[Stored items from a collection]
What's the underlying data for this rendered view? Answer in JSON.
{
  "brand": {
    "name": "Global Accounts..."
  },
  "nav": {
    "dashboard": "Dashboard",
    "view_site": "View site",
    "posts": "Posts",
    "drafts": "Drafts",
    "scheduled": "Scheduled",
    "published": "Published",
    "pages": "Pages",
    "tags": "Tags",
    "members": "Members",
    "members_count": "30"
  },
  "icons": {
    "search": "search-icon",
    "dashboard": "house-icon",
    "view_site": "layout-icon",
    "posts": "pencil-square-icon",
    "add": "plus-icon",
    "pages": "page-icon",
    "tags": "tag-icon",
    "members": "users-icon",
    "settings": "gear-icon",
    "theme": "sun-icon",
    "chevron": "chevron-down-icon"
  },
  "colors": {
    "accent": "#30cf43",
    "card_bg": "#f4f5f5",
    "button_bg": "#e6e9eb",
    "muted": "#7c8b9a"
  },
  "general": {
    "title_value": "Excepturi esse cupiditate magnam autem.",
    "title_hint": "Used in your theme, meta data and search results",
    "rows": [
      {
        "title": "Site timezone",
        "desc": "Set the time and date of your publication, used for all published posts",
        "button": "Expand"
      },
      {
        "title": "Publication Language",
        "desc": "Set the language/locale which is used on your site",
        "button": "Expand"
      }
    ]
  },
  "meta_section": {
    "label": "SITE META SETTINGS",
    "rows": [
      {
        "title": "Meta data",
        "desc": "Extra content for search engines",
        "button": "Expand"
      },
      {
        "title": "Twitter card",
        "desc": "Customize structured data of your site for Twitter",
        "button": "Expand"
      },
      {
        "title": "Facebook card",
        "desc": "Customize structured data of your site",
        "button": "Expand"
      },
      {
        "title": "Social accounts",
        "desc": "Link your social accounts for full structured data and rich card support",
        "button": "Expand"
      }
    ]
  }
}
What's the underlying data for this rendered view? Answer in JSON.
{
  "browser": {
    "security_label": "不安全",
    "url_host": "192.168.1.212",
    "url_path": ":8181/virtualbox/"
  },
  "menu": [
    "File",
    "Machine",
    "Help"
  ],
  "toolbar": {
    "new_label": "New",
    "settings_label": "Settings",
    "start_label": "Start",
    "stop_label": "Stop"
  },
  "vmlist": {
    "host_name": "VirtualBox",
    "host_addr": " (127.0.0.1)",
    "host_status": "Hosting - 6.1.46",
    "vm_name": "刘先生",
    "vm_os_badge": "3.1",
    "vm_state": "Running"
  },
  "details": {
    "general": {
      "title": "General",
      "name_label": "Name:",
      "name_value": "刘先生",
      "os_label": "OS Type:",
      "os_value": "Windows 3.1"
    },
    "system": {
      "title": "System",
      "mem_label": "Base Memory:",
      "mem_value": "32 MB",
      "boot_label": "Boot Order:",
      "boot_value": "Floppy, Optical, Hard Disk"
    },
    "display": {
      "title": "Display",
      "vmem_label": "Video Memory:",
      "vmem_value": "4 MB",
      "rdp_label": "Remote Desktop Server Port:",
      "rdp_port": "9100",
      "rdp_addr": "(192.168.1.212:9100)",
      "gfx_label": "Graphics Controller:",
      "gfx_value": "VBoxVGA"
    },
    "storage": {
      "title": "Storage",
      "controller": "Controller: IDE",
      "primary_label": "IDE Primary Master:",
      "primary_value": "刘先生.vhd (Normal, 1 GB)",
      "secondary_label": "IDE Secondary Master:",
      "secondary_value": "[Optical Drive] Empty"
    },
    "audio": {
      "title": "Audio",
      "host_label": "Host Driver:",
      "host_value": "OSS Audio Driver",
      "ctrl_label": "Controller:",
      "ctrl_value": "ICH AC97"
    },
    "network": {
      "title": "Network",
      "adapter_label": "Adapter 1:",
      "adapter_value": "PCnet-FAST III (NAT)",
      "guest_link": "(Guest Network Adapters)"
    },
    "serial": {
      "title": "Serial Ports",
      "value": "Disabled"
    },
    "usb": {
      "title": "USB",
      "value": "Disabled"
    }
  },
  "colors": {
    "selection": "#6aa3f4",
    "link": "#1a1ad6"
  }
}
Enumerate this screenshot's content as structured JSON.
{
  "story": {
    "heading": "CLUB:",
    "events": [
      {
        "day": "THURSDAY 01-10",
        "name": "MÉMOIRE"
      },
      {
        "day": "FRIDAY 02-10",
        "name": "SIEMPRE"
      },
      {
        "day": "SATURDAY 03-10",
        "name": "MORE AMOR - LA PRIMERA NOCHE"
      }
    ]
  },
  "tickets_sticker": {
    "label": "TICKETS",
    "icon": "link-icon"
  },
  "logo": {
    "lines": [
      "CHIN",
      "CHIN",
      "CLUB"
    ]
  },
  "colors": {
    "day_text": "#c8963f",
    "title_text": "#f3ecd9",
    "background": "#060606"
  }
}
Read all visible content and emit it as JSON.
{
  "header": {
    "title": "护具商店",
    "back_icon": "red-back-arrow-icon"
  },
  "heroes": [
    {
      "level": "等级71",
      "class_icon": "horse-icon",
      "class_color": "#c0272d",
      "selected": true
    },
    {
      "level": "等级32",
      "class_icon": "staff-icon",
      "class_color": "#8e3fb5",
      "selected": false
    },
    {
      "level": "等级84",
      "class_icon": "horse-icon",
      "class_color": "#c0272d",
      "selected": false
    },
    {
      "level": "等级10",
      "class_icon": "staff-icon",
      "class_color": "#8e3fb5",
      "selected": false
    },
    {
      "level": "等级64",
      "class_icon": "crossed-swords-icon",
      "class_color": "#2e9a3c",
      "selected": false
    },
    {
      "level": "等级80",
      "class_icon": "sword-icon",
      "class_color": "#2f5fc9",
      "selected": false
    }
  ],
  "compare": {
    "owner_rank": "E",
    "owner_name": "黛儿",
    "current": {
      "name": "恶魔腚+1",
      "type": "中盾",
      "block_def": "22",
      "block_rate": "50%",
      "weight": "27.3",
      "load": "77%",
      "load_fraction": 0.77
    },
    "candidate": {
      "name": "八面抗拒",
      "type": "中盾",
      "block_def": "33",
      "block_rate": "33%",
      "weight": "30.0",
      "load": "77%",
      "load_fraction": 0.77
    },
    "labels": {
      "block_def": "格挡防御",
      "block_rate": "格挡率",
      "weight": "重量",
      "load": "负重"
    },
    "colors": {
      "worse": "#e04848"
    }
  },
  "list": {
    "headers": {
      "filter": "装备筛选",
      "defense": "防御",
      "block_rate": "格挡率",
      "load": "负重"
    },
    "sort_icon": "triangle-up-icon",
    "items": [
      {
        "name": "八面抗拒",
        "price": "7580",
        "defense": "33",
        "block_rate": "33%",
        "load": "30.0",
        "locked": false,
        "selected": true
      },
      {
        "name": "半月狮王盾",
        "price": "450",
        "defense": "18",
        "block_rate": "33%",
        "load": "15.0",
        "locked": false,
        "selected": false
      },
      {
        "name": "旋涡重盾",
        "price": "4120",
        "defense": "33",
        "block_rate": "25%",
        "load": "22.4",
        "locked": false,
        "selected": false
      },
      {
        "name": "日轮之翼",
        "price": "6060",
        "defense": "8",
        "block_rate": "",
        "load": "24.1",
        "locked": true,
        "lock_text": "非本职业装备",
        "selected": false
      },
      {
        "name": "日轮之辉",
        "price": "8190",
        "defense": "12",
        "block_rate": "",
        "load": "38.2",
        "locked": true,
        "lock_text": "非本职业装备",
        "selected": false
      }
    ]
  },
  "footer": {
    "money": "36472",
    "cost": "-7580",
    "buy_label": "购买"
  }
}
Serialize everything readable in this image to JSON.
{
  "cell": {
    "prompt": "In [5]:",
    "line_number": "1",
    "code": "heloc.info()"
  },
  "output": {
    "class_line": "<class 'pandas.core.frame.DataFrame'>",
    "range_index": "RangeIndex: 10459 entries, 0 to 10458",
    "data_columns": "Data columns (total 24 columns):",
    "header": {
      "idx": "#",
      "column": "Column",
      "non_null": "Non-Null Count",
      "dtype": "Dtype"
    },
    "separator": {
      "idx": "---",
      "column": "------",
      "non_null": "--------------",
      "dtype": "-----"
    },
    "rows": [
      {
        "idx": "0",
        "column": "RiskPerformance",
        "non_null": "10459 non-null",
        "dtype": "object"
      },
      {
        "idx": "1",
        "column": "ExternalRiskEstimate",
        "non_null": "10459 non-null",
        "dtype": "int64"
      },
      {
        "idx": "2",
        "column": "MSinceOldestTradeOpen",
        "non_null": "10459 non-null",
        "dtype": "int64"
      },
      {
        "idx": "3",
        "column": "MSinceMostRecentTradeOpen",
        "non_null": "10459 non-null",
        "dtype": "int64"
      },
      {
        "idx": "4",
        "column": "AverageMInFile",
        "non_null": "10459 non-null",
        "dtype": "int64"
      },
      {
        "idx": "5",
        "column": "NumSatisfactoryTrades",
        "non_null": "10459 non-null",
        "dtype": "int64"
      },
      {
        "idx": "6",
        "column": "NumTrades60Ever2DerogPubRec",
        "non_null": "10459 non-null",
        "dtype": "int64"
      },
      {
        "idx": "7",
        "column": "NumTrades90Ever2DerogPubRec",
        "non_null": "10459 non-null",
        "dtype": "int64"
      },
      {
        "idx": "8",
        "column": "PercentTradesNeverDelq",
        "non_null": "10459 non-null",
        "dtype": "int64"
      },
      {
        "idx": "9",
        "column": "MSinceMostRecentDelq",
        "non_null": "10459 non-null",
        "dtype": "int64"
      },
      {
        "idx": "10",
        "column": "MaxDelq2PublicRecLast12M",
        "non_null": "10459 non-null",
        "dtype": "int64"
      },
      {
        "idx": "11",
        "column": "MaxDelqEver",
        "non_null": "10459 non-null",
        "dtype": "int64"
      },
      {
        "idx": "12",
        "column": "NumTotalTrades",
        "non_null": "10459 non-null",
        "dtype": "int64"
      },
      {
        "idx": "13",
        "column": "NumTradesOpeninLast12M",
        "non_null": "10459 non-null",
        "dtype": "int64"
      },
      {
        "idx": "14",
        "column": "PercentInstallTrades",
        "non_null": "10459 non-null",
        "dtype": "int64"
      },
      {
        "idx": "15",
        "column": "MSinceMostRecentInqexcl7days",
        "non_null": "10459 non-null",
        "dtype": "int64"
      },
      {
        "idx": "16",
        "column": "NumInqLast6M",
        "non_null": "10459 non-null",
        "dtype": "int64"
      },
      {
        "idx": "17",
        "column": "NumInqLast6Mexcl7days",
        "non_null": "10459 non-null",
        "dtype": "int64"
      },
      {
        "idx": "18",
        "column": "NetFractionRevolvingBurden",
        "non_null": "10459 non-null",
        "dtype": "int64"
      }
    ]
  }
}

*Directions*. State the number of lines holding the word "JSON" in the listing. Add nothing else.

*Completed task*. 5